Report how many lines of the records below include the word "this". Give nothing but the number.

— RECORDS TO USE —

══════════

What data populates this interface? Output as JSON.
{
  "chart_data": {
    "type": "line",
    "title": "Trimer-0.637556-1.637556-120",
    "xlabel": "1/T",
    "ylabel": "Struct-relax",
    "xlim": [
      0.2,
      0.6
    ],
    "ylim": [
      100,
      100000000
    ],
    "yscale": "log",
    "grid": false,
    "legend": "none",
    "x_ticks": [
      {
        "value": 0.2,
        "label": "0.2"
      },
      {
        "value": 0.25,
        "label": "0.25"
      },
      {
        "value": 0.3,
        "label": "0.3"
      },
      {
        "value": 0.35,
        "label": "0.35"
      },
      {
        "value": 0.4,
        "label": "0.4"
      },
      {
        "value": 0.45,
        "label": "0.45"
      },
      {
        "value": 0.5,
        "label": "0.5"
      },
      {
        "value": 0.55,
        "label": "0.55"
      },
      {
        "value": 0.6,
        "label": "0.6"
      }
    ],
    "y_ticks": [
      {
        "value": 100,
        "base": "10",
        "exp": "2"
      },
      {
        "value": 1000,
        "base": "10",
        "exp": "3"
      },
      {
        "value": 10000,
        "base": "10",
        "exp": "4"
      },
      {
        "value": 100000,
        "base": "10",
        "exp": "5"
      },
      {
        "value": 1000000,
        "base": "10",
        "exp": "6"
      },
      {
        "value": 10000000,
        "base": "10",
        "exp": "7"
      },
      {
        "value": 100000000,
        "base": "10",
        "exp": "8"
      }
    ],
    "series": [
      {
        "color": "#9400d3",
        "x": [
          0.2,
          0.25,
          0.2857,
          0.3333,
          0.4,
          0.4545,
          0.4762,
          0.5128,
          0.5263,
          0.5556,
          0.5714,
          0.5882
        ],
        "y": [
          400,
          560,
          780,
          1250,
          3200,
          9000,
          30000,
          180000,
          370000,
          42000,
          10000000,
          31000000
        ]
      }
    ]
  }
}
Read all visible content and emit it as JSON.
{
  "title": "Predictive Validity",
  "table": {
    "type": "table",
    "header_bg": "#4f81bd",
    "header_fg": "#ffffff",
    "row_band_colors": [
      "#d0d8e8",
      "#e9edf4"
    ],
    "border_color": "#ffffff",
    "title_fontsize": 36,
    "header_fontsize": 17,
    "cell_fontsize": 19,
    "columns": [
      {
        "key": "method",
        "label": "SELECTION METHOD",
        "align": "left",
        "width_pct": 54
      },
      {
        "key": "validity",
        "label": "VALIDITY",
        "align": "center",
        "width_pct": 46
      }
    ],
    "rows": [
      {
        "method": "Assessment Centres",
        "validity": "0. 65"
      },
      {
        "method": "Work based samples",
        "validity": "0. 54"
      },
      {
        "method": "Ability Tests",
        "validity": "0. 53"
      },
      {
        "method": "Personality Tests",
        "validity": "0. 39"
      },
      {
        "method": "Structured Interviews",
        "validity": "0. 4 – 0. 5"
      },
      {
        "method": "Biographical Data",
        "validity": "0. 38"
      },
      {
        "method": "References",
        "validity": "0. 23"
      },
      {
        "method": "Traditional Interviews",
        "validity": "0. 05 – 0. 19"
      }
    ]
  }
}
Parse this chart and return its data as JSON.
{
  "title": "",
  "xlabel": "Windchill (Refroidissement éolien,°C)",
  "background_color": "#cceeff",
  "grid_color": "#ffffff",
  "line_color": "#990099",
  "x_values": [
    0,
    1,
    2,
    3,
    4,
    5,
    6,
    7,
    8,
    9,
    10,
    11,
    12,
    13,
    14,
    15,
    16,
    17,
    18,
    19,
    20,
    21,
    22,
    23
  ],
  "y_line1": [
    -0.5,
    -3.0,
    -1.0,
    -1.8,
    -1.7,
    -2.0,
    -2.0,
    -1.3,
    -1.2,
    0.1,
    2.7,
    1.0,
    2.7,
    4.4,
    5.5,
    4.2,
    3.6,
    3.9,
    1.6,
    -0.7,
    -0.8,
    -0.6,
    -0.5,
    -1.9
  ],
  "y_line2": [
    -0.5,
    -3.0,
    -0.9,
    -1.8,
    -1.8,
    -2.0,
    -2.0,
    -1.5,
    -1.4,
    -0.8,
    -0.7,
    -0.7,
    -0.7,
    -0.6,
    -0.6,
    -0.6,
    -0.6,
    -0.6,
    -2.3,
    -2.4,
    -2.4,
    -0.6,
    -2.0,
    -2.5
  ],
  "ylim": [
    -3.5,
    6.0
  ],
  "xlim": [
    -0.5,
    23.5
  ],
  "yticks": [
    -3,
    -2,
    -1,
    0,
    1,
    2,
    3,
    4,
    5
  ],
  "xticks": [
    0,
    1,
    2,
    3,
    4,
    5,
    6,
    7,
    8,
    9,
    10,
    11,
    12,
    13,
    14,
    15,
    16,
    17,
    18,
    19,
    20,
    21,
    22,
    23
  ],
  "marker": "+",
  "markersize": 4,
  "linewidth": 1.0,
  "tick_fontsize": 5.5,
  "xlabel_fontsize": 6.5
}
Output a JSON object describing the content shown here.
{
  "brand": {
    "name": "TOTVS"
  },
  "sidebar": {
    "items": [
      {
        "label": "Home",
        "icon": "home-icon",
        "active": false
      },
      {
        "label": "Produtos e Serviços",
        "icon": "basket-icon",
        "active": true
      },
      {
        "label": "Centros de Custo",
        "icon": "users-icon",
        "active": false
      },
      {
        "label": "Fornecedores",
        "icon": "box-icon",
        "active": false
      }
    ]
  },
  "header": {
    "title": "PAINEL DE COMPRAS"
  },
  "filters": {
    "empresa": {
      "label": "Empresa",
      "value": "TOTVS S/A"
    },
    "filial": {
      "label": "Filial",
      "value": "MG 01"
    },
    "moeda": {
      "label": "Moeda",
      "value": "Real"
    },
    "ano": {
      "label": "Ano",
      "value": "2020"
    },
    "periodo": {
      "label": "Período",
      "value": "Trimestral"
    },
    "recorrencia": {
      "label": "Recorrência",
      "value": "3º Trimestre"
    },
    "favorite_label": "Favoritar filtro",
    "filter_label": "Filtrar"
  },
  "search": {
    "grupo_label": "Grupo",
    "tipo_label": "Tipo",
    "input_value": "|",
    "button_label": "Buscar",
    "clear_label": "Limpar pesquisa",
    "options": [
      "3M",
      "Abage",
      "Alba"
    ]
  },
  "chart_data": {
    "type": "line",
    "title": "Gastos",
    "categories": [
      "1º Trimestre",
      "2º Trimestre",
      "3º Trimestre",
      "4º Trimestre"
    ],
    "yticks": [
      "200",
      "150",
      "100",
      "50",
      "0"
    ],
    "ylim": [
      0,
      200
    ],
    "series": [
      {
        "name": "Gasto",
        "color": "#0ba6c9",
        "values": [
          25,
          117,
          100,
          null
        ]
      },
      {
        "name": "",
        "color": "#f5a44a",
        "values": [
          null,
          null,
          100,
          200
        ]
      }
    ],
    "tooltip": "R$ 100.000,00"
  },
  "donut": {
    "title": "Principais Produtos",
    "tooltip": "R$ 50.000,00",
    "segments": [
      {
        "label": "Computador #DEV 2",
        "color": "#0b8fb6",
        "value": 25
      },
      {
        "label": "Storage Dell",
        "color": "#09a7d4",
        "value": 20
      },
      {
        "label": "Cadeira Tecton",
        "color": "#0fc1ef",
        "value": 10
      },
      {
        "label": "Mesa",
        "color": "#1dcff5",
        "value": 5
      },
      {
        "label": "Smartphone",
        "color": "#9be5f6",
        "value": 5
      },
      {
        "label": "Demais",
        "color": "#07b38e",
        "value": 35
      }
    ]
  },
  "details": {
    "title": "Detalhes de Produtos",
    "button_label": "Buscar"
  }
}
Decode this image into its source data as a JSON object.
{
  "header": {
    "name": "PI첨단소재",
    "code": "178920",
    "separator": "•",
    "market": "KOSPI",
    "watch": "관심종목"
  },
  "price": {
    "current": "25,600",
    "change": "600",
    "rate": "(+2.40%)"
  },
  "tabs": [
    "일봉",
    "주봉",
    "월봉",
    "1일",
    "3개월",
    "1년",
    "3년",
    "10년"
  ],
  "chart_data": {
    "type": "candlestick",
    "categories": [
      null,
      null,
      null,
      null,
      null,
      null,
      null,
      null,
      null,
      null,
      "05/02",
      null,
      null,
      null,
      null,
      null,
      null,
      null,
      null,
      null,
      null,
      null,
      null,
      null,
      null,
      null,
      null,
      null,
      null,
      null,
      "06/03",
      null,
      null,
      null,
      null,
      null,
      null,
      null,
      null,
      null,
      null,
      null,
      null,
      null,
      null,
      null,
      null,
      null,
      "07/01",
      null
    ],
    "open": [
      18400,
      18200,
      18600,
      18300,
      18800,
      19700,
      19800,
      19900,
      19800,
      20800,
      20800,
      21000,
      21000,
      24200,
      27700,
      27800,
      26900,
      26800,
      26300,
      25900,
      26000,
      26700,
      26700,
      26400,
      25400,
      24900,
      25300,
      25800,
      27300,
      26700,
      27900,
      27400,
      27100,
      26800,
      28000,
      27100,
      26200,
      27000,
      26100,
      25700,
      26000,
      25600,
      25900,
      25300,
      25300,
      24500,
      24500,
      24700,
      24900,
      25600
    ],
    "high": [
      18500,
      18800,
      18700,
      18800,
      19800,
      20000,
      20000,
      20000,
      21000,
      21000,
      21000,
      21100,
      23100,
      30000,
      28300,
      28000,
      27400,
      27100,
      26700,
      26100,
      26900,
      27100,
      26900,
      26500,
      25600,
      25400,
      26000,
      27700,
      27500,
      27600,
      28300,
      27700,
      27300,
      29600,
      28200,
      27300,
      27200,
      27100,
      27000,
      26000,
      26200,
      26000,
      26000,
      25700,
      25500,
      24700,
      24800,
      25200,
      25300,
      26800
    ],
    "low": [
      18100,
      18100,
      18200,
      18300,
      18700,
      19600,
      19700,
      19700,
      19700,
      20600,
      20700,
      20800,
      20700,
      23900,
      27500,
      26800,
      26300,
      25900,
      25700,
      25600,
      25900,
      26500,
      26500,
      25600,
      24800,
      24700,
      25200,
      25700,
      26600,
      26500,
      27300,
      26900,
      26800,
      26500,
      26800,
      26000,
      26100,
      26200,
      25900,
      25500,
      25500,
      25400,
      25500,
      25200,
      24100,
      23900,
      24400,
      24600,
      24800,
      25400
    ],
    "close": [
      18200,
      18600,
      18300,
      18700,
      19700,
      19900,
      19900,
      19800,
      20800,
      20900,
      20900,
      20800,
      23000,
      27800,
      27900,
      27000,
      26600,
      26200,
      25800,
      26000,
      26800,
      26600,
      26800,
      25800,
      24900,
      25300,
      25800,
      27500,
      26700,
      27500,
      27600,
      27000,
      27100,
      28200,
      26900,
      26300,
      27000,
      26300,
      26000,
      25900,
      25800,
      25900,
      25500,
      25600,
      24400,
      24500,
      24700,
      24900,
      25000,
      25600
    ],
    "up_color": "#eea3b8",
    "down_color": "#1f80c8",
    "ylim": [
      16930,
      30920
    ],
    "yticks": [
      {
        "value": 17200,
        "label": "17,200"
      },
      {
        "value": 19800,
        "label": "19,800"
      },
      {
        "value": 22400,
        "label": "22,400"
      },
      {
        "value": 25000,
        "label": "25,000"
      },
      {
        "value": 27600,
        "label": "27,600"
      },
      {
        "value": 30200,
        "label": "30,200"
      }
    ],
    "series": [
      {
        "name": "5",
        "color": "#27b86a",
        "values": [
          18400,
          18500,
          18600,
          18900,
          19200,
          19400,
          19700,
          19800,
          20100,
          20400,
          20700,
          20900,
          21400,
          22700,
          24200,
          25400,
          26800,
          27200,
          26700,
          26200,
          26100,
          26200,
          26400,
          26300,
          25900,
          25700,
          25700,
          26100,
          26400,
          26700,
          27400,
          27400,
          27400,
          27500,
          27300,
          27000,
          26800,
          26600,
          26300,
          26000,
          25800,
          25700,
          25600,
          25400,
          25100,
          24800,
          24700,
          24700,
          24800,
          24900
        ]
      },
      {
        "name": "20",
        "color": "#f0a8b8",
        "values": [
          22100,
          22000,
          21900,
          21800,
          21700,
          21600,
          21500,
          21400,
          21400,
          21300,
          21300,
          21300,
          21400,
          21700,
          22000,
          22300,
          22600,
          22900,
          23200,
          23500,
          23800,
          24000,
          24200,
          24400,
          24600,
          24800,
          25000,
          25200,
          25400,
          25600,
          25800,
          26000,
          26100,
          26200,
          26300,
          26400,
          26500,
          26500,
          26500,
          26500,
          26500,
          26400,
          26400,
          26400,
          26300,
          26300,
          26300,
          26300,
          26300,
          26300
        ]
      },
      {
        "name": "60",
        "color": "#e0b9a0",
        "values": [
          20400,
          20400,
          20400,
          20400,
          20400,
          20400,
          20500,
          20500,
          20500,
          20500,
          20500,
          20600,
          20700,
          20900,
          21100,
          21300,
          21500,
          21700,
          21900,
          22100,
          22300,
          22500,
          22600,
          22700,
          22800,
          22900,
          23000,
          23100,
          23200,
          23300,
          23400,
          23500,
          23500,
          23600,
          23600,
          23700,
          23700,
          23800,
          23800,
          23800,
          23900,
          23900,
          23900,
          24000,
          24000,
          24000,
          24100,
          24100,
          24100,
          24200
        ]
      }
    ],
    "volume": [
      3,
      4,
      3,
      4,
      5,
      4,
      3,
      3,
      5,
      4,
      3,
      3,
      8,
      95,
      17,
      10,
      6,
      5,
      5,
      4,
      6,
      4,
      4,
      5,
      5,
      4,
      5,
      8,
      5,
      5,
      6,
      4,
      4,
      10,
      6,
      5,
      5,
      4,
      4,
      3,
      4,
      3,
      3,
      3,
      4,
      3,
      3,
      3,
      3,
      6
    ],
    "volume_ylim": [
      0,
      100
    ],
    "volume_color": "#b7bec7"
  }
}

══════════

— PROBLEM SOLUTION —
3